--- BEGIN Input material ---
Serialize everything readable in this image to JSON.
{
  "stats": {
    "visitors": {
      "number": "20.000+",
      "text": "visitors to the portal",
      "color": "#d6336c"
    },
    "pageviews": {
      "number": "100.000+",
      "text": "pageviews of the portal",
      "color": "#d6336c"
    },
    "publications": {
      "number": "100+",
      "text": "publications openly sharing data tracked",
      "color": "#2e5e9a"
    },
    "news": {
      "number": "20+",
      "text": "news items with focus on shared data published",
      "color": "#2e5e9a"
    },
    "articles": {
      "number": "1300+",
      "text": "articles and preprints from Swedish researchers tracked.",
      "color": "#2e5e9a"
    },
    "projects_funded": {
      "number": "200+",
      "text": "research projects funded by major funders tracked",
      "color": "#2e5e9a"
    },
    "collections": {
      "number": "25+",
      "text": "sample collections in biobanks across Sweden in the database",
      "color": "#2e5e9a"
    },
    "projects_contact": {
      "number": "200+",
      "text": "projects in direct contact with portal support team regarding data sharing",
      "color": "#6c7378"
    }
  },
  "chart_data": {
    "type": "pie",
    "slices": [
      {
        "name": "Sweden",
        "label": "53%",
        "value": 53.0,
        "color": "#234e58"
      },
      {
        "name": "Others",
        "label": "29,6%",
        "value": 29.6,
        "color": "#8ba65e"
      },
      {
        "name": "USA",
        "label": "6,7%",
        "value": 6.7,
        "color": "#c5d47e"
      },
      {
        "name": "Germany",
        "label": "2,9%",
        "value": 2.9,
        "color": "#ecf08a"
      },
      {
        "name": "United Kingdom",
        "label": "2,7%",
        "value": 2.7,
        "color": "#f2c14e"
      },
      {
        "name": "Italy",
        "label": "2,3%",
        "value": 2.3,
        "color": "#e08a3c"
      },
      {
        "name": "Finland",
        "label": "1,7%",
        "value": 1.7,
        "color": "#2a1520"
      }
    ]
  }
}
--- END Input material ---
Set task: All of the entries above must be quoted exactly.

Task output:
Serialize everything readable in this image to JSON.
{
  "stats": {
    "visitors": {
      "number": "20.000+",
      "text": "visitors to the portal",
      "color": "#d6336c"
    },
    "pageviews": {
      "number": "100.000+",
      "text": "pageviews of the portal",
      "color": "#d6336c"
    },
    "publications": {
      "number": "100+",
      "text": "publications openly sharing data tracked",
      "color": "#2e5e9a"
    },
    "news": {
      "number": "20+",
      "text": "news items with focus on shared data published",
      "color": "#2e5e9a"
    },
    "articles": {
      "number": "1300+",
      "text": "articles and preprints from Swedish researchers tracked.",
      "color": "#2e5e9a"
    },
    "projects_funded": {
      "number": "200+",
      "text": "research projects funded by major funders tracked",
      "color": "#2e5e9a"
    },
    "collections": {
      "number": "25+",
      "text": "sample collections in biobanks across Sweden in the database",
      "color": "#2e5e9a"
    },
    "projects_contact": {
      "number": "200+",
      "text": "projects in direct contact with portal support team regarding data sharing",
      "color": "#6c7378"
    }
  },
  "chart_data": {
    "type": "pie",
    "slices": [
      {
        "name": "Sweden",
        "label": "53%",
        "value": 53.0,
        "color": "#234e58"
      },
      {
        "name": "Others",
        "label": "29,6%",
        "value": 29.6,
        "color": "#8ba65e"
      },
      {
        "name": "USA",
        "label": "6,7%",
        "value": 6.7,
        "color": "#c5d47e"
      },
      {
        "name": "Germany",
        "label": "2,9%",
        "value": 2.9,
        "color": "#ecf08a"
      },
      {
        "name": "United Kingdom",
        "label": "2,7%",
        "value": 2.7,
        "color": "#f2c14e"
      },
      {
        "name": "Italy",
        "label": "2,3%",
        "value": 2.3,
        "color": "#e08a3c"
      },
      {
        "name": "Finland",
        "label": "1,7%",
        "value": 1.7,
        "color": "#2a1520"
      }
    ]
  }
}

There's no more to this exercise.